• **TASK TO CARRY OUT**: Read the records and gather each line that includes "name".

* * *

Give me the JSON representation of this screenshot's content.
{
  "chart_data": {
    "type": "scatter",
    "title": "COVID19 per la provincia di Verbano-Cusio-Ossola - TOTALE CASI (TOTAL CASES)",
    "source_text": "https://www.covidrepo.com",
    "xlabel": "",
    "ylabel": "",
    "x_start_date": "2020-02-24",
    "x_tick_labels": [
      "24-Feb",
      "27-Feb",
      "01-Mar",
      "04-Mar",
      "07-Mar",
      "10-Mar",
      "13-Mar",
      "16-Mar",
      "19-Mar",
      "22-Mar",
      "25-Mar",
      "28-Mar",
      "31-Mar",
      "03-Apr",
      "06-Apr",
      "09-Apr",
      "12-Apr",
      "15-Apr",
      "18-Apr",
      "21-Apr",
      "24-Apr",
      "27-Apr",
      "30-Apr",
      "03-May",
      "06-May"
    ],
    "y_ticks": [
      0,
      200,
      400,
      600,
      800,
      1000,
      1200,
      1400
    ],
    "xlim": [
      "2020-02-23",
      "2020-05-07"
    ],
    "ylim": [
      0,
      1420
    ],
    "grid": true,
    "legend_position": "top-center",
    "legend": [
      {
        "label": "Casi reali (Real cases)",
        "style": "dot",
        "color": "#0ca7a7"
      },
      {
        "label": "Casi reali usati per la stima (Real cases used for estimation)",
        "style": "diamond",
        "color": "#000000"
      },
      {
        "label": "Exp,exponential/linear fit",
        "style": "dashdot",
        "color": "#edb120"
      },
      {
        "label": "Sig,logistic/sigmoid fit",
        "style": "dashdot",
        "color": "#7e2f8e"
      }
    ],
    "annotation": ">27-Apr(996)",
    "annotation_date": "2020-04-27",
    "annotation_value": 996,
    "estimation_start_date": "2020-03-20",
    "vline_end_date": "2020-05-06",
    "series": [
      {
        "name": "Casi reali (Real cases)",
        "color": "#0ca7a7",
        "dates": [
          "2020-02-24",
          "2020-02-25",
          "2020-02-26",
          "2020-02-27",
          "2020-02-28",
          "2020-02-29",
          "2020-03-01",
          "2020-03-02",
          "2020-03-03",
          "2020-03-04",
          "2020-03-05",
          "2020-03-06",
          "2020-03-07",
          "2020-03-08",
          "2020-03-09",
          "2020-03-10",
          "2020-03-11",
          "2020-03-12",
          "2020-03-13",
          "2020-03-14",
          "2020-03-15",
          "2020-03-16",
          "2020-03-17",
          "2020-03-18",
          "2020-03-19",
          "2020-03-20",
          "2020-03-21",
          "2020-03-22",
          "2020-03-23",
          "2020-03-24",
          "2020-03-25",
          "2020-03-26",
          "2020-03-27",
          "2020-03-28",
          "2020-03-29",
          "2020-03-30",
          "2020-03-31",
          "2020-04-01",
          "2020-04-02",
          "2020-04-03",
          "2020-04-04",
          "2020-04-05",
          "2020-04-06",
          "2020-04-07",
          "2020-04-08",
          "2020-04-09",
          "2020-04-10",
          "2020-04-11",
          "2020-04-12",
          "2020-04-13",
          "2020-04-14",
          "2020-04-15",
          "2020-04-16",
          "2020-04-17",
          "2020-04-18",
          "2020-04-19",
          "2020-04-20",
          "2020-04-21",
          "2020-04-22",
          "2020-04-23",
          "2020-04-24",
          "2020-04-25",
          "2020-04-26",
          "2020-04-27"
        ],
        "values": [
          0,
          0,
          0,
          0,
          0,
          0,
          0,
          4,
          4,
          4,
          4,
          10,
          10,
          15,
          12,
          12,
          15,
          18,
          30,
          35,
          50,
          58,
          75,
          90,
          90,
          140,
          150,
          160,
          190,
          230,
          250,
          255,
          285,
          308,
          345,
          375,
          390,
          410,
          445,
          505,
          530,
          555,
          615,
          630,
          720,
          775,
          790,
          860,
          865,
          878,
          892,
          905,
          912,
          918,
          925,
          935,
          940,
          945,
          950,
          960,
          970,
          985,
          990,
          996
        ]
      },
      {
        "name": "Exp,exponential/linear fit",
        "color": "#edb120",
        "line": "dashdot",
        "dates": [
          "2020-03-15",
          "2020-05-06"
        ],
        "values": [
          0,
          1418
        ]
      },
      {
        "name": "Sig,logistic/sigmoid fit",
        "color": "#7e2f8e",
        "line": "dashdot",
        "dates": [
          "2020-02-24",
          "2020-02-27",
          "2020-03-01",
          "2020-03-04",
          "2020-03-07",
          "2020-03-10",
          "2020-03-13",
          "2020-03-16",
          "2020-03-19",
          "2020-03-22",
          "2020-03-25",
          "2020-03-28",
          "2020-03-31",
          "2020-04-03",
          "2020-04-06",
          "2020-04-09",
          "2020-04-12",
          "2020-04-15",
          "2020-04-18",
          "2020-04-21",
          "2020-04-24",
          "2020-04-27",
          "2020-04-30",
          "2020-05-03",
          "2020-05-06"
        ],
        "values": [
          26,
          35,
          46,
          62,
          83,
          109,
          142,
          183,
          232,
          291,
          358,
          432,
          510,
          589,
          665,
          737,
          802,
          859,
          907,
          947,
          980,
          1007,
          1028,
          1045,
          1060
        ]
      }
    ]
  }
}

* * *

• **THE RESULT**:
        "name": "Casi reali (Real cases)",
        "name": "Exp,exponential/linear fit",
        "name": "Sig,logistic/sigmoid fit",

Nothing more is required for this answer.